> Task description: Copy out, from the entries below, each line holding the string "value".
****
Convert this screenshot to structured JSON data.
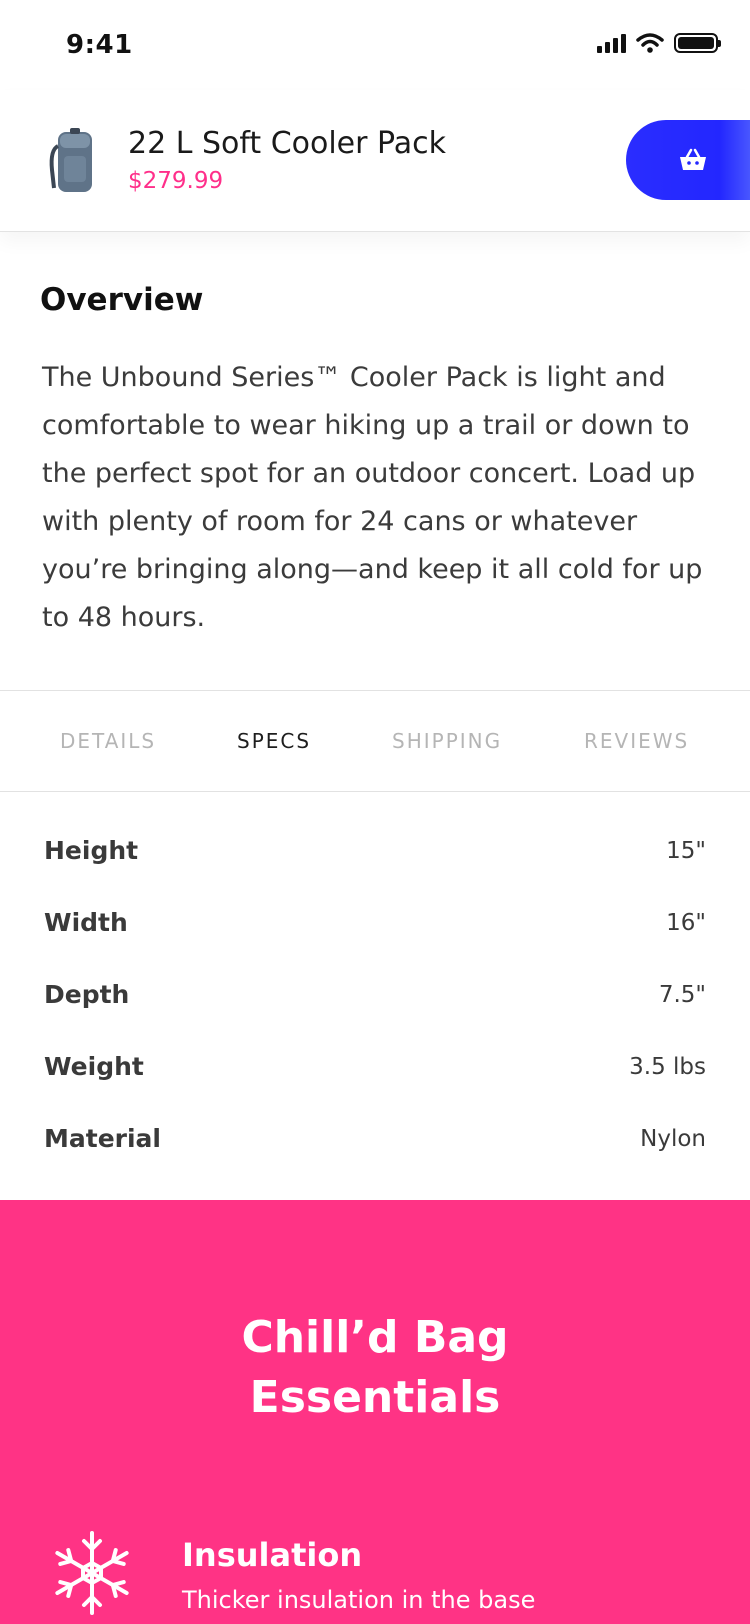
{
  "status_bar": {
    "time": "9:41"
  },
  "product": {
    "title": "22 L Soft Cooler Pack",
    "price": "$279.99",
    "thumbnail_icon": "cooler-backpack-thumbnail",
    "cart_icon": "basket-icon"
  },
  "overview": {
    "heading": "Overview",
    "body": "The Unbound Series™ Cooler Pack is light and comfortable to wear hiking up a trail or down to the perfect spot for an outdoor concert. Load up with plenty of room for 24 cans or whatever you’re bringing along—and keep it all cold for up to 48 hours."
  },
  "tabs": [
    {
      "label": "DETAILS",
      "active": false
    },
    {
      "label": "SPECS",
      "active": true
    },
    {
      "label": "SHIPPING",
      "active": false
    },
    {
      "label": "REVIEWS",
      "active": false
    }
  ],
  "specs": [
    {
      "label": "Height",
      "value": "15\""
    },
    {
      "label": "Width",
      "value": "16\""
    },
    {
      "label": "Depth",
      "value": "7.5\""
    },
    {
      "label": "Weight",
      "value": "3.5 lbs"
    },
    {
      "label": "Material",
      "value": "Nylon"
    }
  ],
  "essentials": {
    "title_line1": "Chill’d Bag",
    "title_line2": "Essentials",
    "features": [
      {
        "icon": "snowflake-icon",
        "title": "Insulation",
        "description": "Thicker insulation in the base"
      }
    ]
  },
  "colors": {
    "accent_pink": "#ff3385",
    "price_pink": "#ff2f8a",
    "cart_blue": "#2327ff"
  }
}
****
> Solution:
      "value": "15\""
      "value": "16\""
      "value": "7.5\""
      "value": "3.5 lbs"
      "value": "Nylon"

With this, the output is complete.